**WRITTEN PROBLEM:**
Reproduce each line from the records that holds "this".

**SUPPLIED DATA:**
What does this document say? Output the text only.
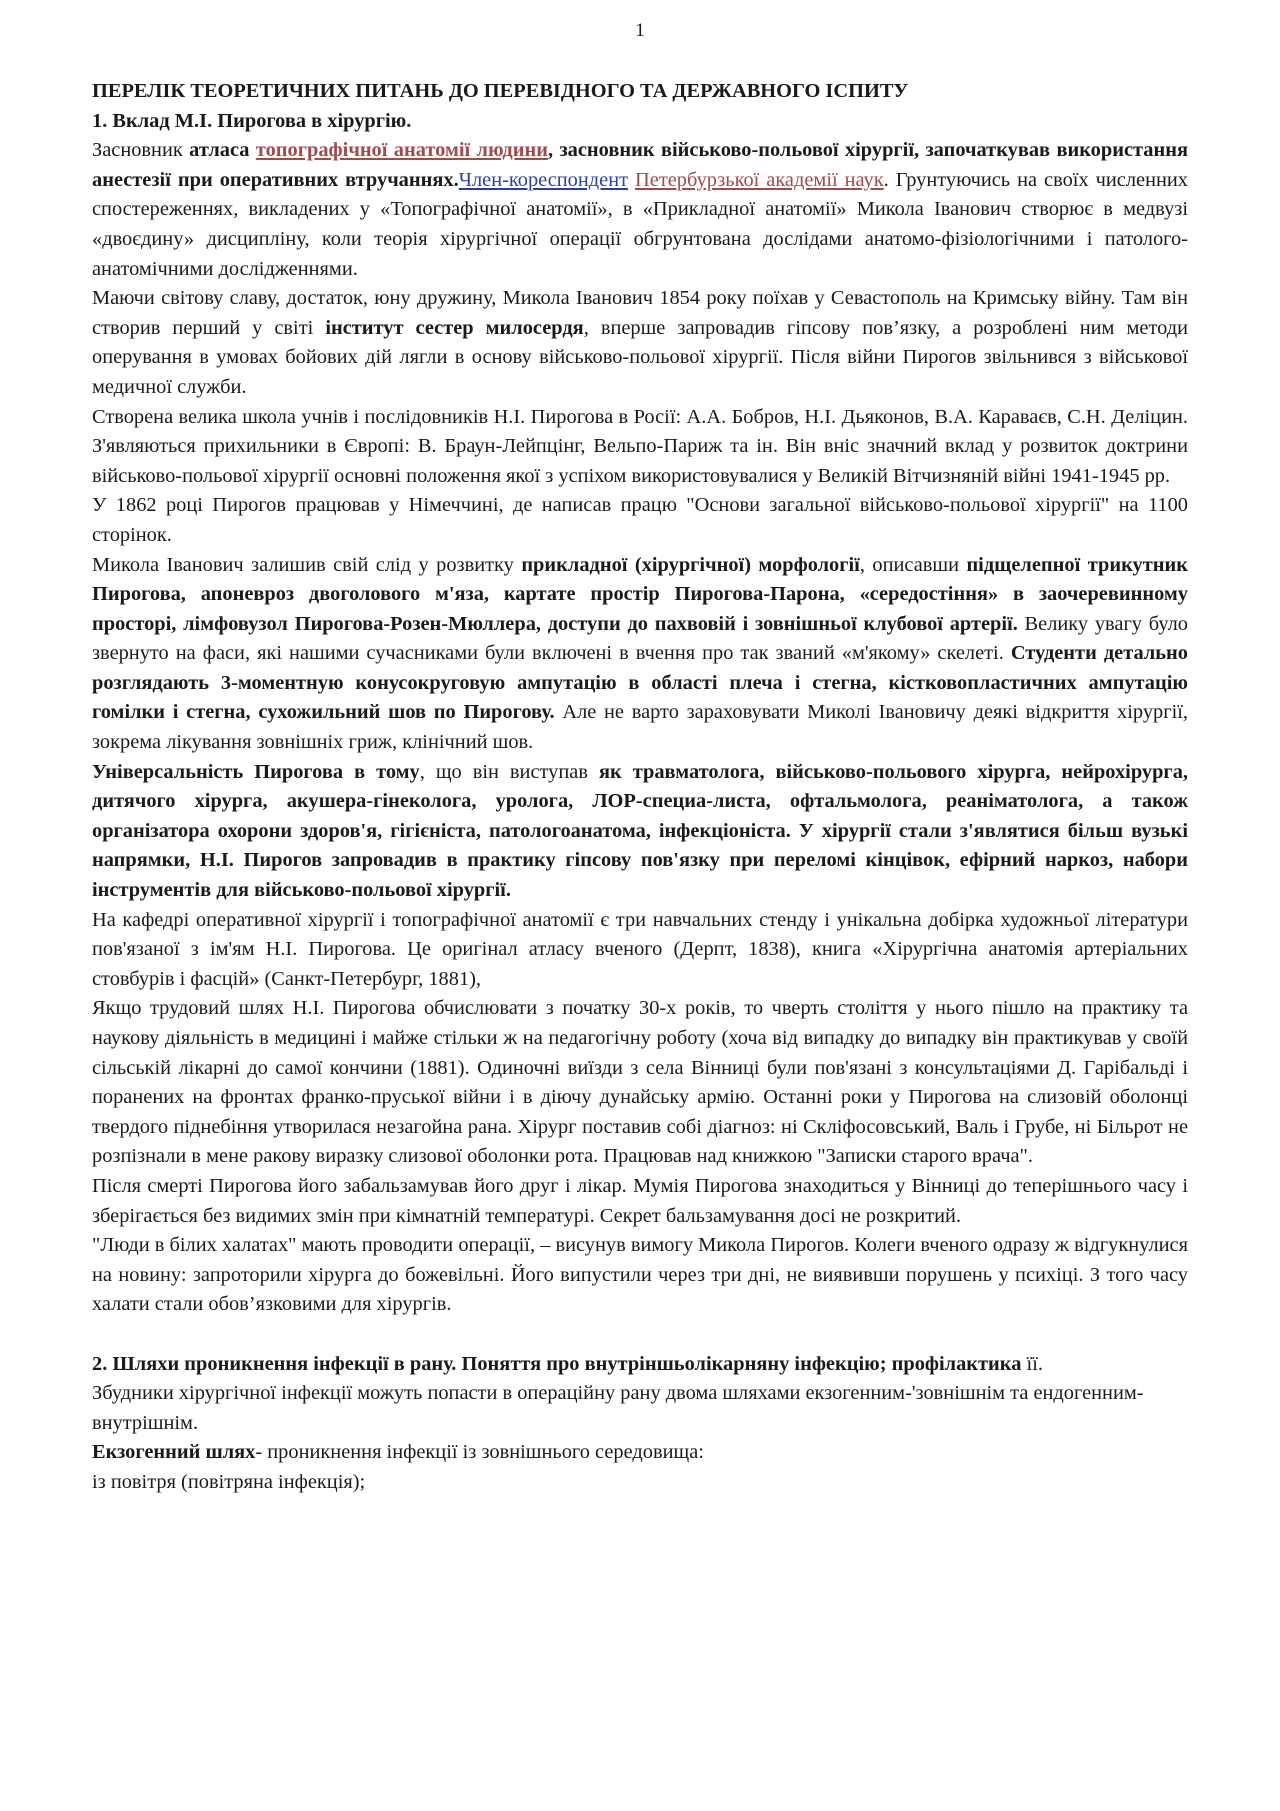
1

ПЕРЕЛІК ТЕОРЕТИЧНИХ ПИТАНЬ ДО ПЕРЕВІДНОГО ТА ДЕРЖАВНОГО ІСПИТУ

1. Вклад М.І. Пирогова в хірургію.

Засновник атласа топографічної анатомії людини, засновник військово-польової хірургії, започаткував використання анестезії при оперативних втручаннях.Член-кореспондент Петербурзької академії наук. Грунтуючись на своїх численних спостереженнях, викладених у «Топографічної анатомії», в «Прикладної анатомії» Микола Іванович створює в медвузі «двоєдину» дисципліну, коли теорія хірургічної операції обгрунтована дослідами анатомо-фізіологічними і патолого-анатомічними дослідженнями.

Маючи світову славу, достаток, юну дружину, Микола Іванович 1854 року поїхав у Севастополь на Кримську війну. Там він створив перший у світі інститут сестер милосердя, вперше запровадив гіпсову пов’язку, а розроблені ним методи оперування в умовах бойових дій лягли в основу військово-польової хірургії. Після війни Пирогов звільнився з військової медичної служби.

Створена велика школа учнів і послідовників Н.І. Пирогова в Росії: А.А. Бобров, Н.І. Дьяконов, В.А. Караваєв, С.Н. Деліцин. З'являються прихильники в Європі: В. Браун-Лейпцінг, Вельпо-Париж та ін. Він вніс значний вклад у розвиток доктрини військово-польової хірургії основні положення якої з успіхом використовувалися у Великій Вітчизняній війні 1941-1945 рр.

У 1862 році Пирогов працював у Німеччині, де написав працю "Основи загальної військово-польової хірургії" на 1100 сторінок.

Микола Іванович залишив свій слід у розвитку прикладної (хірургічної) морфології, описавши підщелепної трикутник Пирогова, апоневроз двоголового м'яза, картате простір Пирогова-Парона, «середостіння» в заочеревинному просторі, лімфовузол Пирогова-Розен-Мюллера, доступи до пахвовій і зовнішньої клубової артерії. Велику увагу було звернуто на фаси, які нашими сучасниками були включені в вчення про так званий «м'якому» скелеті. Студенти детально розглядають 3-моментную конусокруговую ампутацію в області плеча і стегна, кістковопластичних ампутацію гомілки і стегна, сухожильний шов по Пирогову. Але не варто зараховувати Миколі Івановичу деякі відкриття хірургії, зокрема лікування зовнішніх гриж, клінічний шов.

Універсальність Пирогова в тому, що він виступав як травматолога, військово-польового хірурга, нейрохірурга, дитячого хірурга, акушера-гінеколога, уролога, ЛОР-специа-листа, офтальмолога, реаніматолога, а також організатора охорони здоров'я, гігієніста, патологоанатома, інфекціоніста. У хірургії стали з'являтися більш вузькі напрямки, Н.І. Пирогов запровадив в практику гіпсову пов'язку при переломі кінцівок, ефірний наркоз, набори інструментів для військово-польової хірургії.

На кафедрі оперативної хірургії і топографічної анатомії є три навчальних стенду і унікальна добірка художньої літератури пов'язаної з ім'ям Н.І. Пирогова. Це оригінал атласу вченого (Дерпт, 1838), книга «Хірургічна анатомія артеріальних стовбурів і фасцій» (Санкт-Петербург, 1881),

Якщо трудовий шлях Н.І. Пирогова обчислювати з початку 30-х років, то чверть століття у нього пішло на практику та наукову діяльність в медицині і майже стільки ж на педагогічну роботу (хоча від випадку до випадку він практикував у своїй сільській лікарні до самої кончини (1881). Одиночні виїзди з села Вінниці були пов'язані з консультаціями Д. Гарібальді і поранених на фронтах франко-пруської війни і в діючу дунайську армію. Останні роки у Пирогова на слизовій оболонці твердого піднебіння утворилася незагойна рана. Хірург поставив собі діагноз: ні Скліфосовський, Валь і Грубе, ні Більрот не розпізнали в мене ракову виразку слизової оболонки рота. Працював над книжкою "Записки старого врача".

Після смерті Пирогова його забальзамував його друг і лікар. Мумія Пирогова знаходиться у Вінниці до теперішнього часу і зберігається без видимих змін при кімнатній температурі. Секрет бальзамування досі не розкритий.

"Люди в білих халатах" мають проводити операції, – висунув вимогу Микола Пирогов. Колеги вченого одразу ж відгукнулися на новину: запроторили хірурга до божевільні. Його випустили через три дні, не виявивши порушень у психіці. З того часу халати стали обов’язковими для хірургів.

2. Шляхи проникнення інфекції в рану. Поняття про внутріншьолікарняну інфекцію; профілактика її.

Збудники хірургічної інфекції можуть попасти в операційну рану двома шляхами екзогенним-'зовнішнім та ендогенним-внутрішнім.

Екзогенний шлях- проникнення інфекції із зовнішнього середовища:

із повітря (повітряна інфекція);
...
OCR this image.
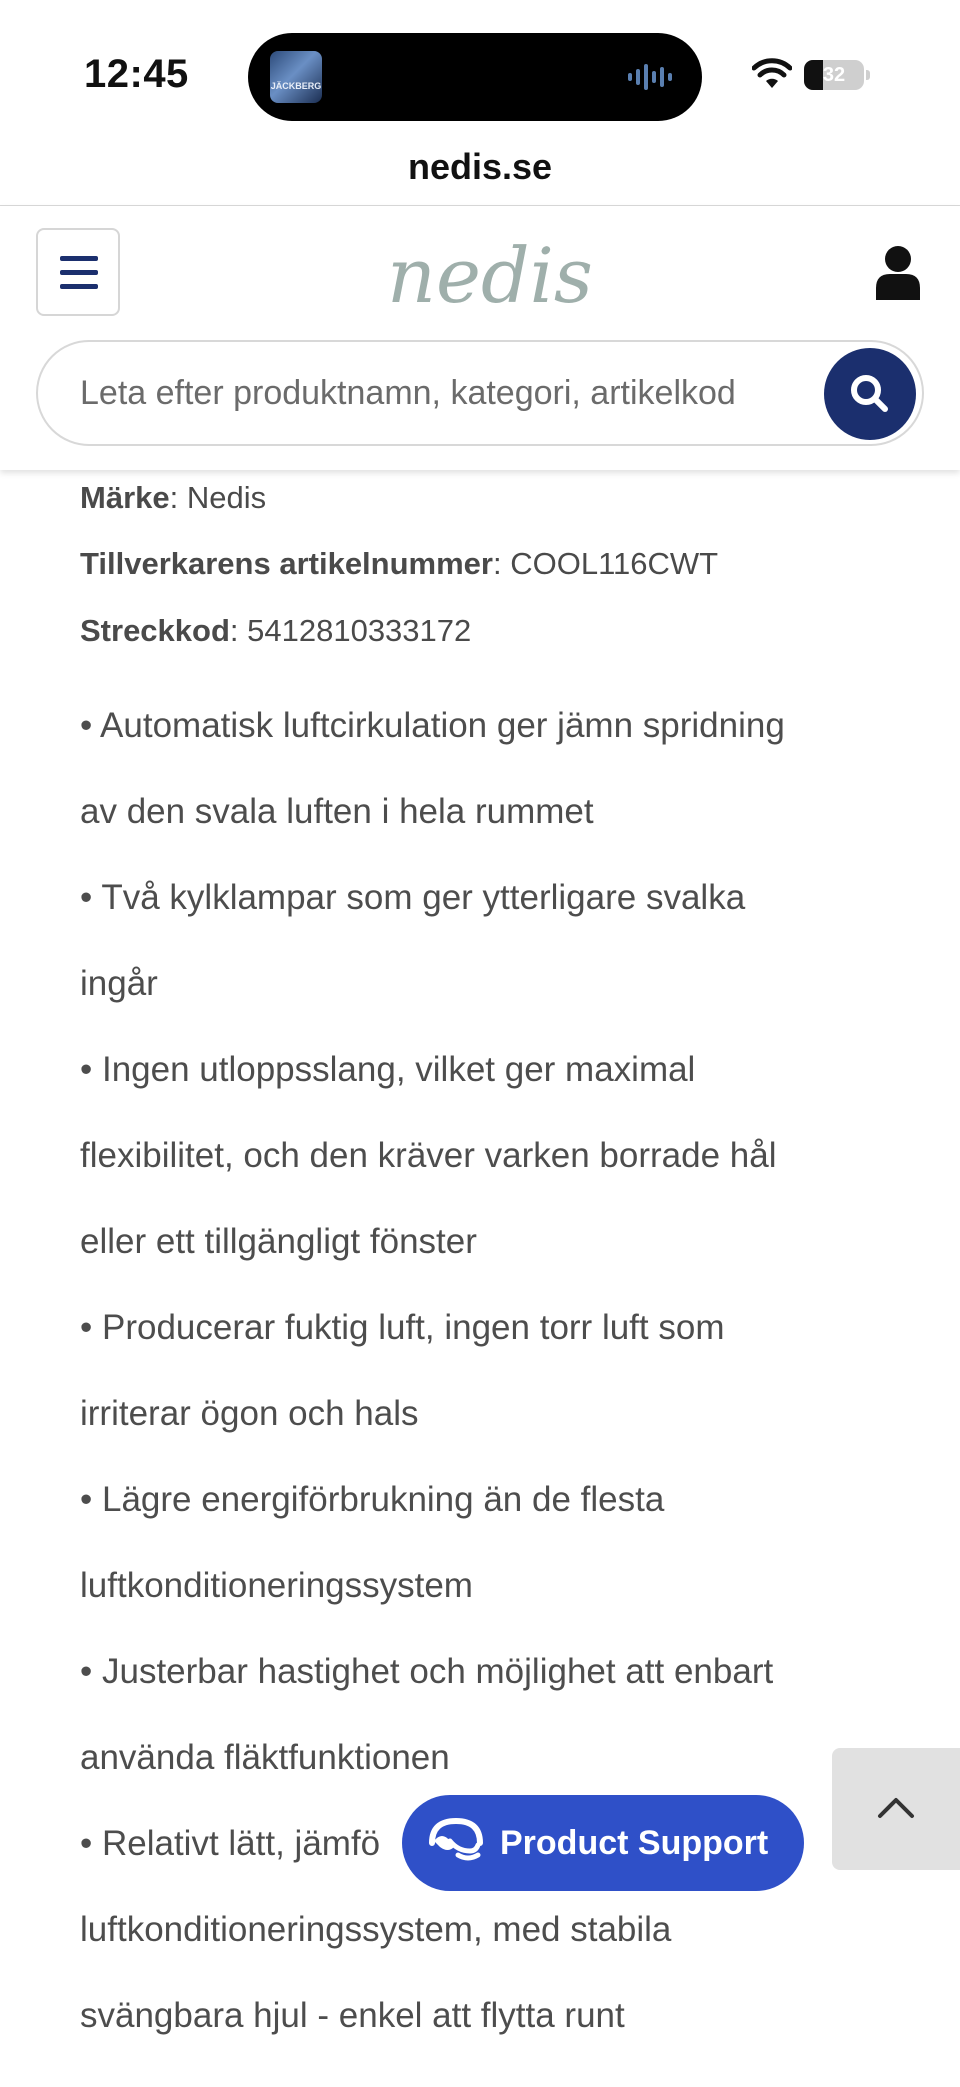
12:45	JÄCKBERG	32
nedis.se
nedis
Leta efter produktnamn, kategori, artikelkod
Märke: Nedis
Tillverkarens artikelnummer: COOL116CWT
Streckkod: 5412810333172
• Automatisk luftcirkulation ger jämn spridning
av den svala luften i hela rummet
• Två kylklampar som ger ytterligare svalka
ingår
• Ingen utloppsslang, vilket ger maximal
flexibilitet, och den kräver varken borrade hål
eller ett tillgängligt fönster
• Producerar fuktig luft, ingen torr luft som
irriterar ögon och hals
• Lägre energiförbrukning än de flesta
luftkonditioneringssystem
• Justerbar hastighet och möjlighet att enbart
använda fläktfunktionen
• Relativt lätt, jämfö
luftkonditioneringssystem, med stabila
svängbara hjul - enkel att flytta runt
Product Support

**CORRECT RESULT:**
What does this document say? Output the text only.
OCR this image.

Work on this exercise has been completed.